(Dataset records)
┄┄┄┄┄┄┄┄┄┄

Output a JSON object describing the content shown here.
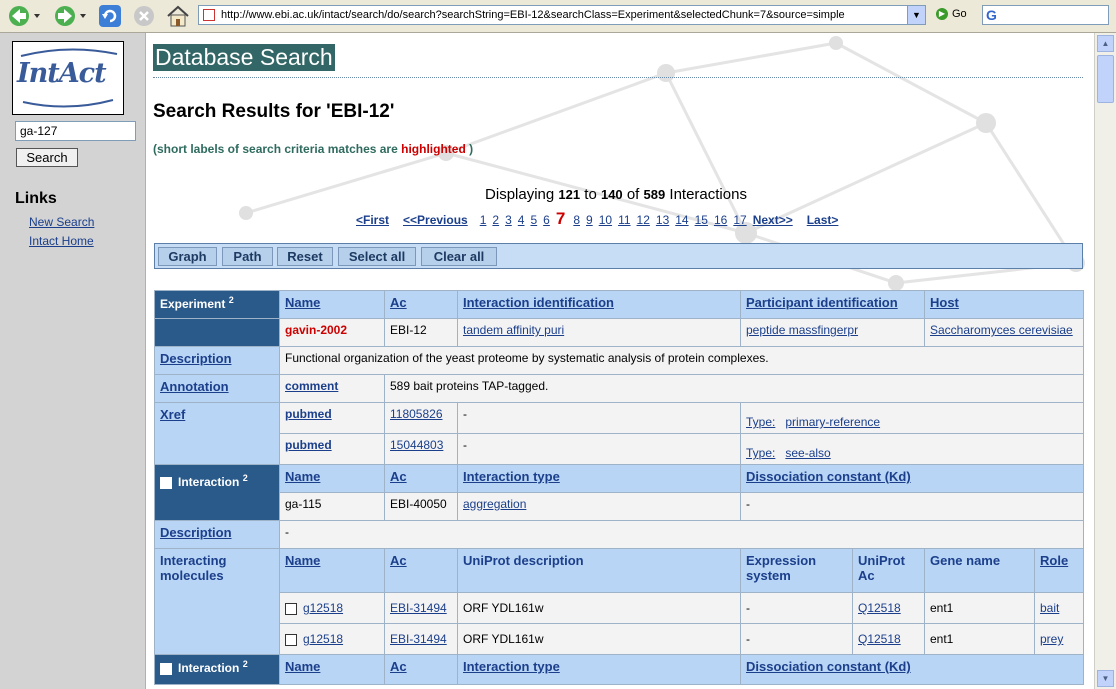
{
  "browser": {
    "url": "http://www.ebi.ac.uk/intact/search/do/search?searchString=EBI-12&searchClass=Experiment&selectedChunk=7&source=simple",
    "go_label": "Go"
  },
  "sidebar": {
    "logo_text": "IntAct",
    "search_value": "ga-127",
    "search_button": "Search",
    "links_heading": "Links",
    "links": [
      "New Search",
      "Intact Home"
    ]
  },
  "main": {
    "page_title": "Database Search",
    "results_heading": "Search Results for 'EBI-12'",
    "note_prefix": "(short labels of search criteria matches are",
    "note_highlight": "highlighted",
    "note_suffix": ")",
    "displaying": {
      "prefix": "Displaying",
      "from": "121",
      "to_word": "to",
      "to": "140",
      "of_word": "of",
      "total": "589",
      "suffix": "Interactions"
    },
    "pager": {
      "first": "<First",
      "previous": "<<Previous",
      "pages_before": [
        "1",
        "2",
        "3",
        "4",
        "5",
        "6"
      ],
      "current": "7",
      "pages_after": [
        "8",
        "9",
        "10",
        "11",
        "12",
        "13",
        "14",
        "15",
        "16",
        "17"
      ],
      "next": "Next>>",
      "last": "Last>"
    },
    "actions": [
      "Graph",
      "Path",
      "Reset",
      "Select all",
      "Clear all"
    ]
  },
  "experiment": {
    "header": "Experiment",
    "sup": "2",
    "columns": [
      "Name",
      "Ac",
      "Interaction identification",
      "Participant identification",
      "Host"
    ],
    "row": [
      "gavin-2002",
      "EBI-12",
      "tandem affinity puri",
      "peptide massfingerpr",
      "Saccharomyces cerevisiae"
    ],
    "description_label": "Description",
    "description": "Functional organization of the yeast proteome by systematic analysis of protein complexes.",
    "annotation_label": "Annotation",
    "annotation_topic": "comment",
    "annotation_text": "589 bait proteins TAP-tagged.",
    "xref_label": "Xref",
    "xrefs": [
      {
        "db": "pubmed",
        "id": "11805826",
        "desc": "-",
        "type_label": "Type:",
        "type": "primary-reference"
      },
      {
        "db": "pubmed",
        "id": "15044803",
        "desc": "-",
        "type_label": "Type:",
        "type": "see-also"
      }
    ]
  },
  "interaction": {
    "header": "Interaction",
    "sup": "2",
    "columns": [
      "Name",
      "Ac",
      "Interaction type",
      "Dissociation constant (Kd)"
    ],
    "row": [
      "ga-115",
      "EBI-40050",
      "aggregation",
      "-"
    ],
    "description_label": "Description",
    "description": "-",
    "molecules_label": "Interacting molecules",
    "mol_columns": [
      "Name",
      "Ac",
      "UniProt description",
      "Expression system",
      "UniProt Ac",
      "Gene name",
      "Role"
    ],
    "molecules": [
      [
        "g12518",
        "EBI-31494",
        "ORF YDL161w",
        "-",
        "Q12518",
        "ent1",
        "bait"
      ],
      [
        "g12518",
        "EBI-31494",
        "ORF YDL161w",
        "-",
        "Q12518",
        "ent1",
        "prey"
      ]
    ]
  },
  "interaction2": {
    "header": "Interaction",
    "sup": "2",
    "columns": [
      "Name",
      "Ac",
      "Interaction type",
      "Dissociation constant (Kd)"
    ]
  }
}
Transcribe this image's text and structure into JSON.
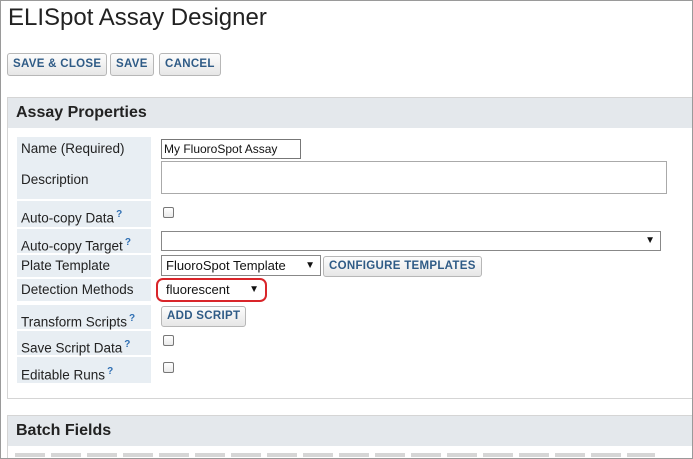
{
  "page": {
    "title": "ELISpot Assay Designer"
  },
  "toolbar": {
    "save_close_label": "SAVE & CLOSE",
    "save_label": "SAVE",
    "cancel_label": "CANCEL"
  },
  "assay_properties": {
    "header": "Assay Properties",
    "name_label": "Name (Required)",
    "name_value": "My FluoroSpot Assay",
    "description_label": "Description",
    "description_value": "",
    "auto_copy_data_label": "Auto-copy Data",
    "auto_copy_data_checked": false,
    "auto_copy_target_label": "Auto-copy Target",
    "auto_copy_target_value": "",
    "plate_template_label": "Plate Template",
    "plate_template_value": "FluoroSpot Template",
    "configure_templates_label": "CONFIGURE TEMPLATES",
    "detection_methods_label": "Detection Methods",
    "detection_methods_value": "fluorescent",
    "transform_scripts_label": "Transform Scripts",
    "add_script_label": "ADD SCRIPT",
    "save_script_data_label": "Save Script Data",
    "save_script_data_checked": false,
    "editable_runs_label": "Editable Runs",
    "editable_runs_checked": false,
    "help_glyph": "?"
  },
  "batch_fields": {
    "header": "Batch Fields"
  },
  "colors": {
    "accent": "#2f5b86",
    "highlight": "#d9252a",
    "label_bg": "#e8eef3",
    "header_bg": "#e4e8ec"
  },
  "icons": {
    "dropdown": "caret-down-icon",
    "help": "help-icon"
  }
}
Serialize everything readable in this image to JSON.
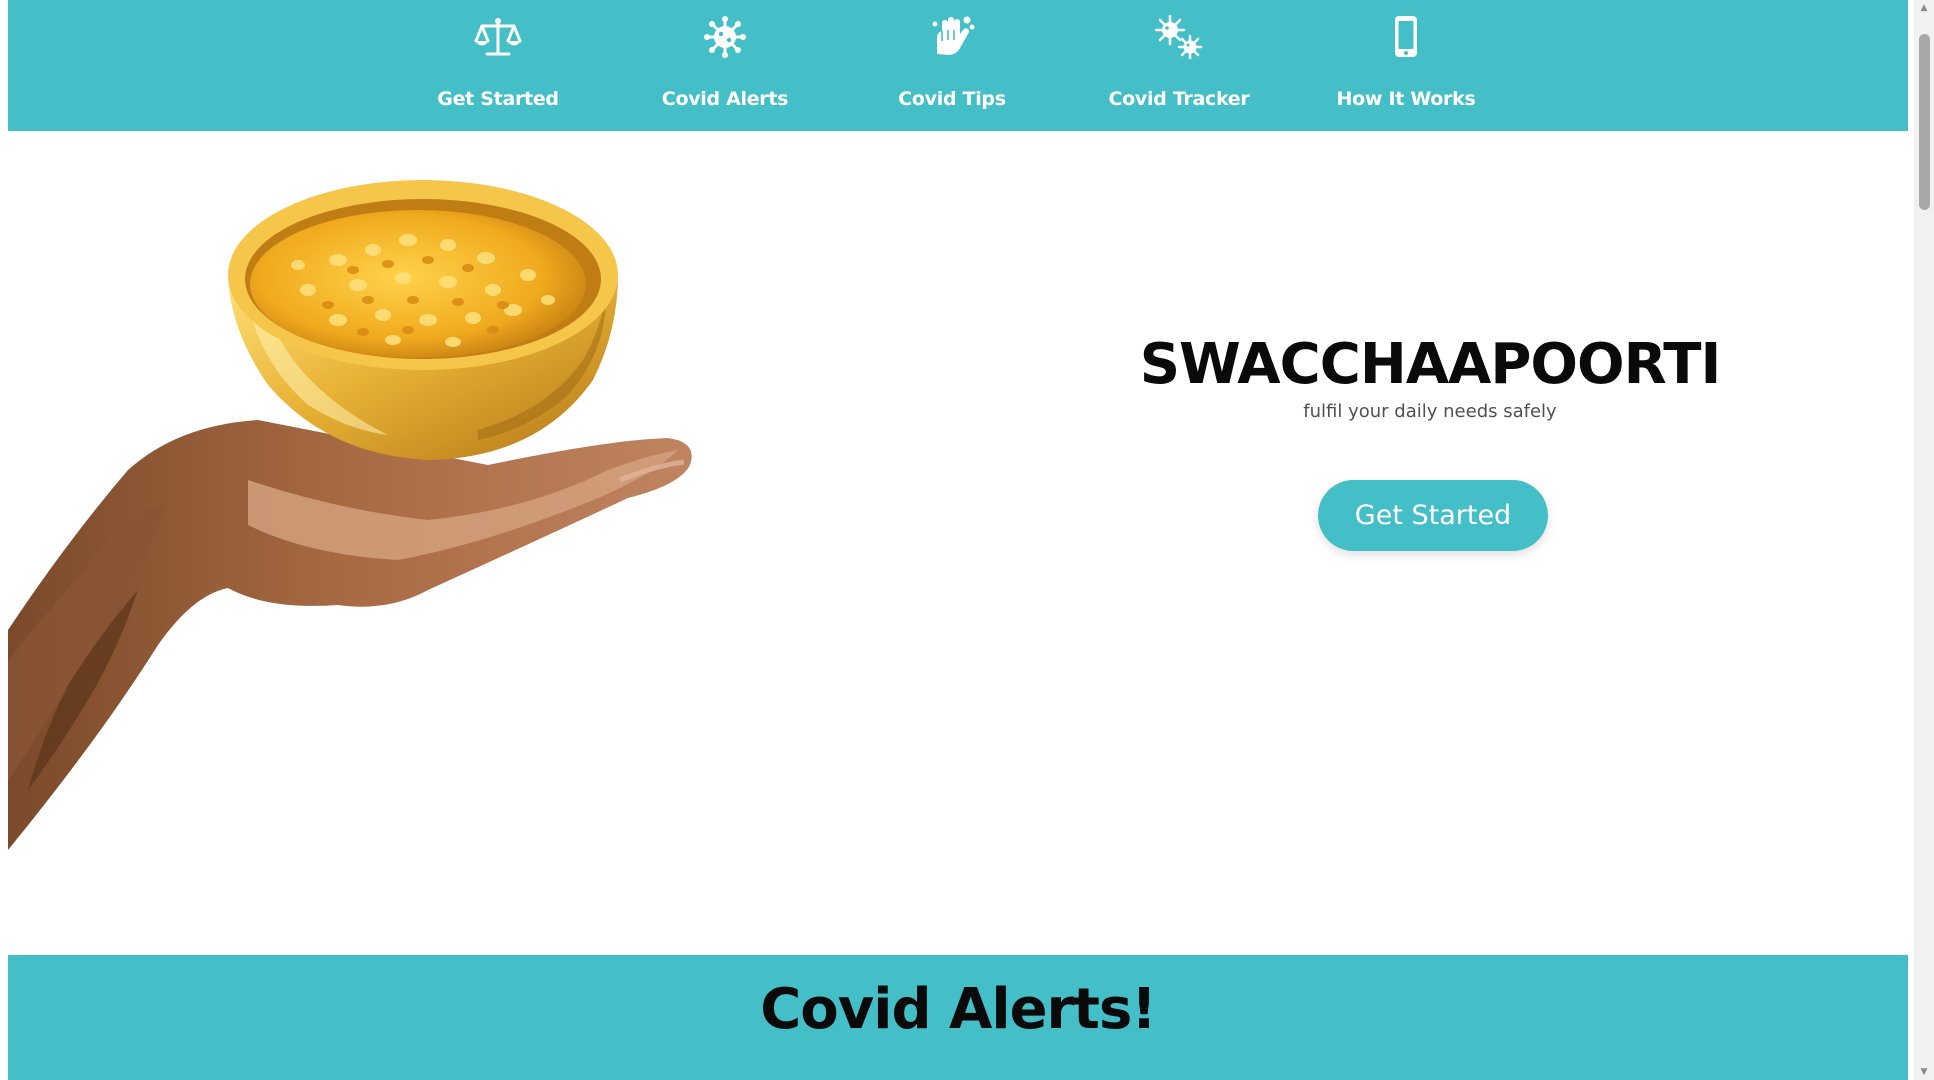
{
  "nav": {
    "items": [
      {
        "label": "Get Started",
        "icon": "scale-icon"
      },
      {
        "label": "Covid Alerts",
        "icon": "virus-icon"
      },
      {
        "label": "Covid Tips",
        "icon": "hand-wash-icon"
      },
      {
        "label": "Covid Tracker",
        "icon": "viruses-icon"
      },
      {
        "label": "How It Works",
        "icon": "mobile-phone-icon"
      }
    ]
  },
  "hero": {
    "title": "SWACCHAAPOORTI",
    "tagline": "fulfil your daily needs safely",
    "cta_label": "Get Started",
    "image": "hand-holding-bowl-of-lentils"
  },
  "alerts_section": {
    "heading": "Covid Alerts!"
  },
  "colors": {
    "accent": "#44bfc7",
    "text_dark": "#0a0a0a",
    "tagline": "#505050"
  }
}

┄┄┄┄┄┄┄┄┄┄

Read the entries above, then pull out the lines that include "image".

* SOLUTION FOR THIS PROBLEM
Transcribe this image's text and structure into JSON.
Serialize everything readable in this image to JSON.
    "image": "hand-holding-bowl-of-lentils"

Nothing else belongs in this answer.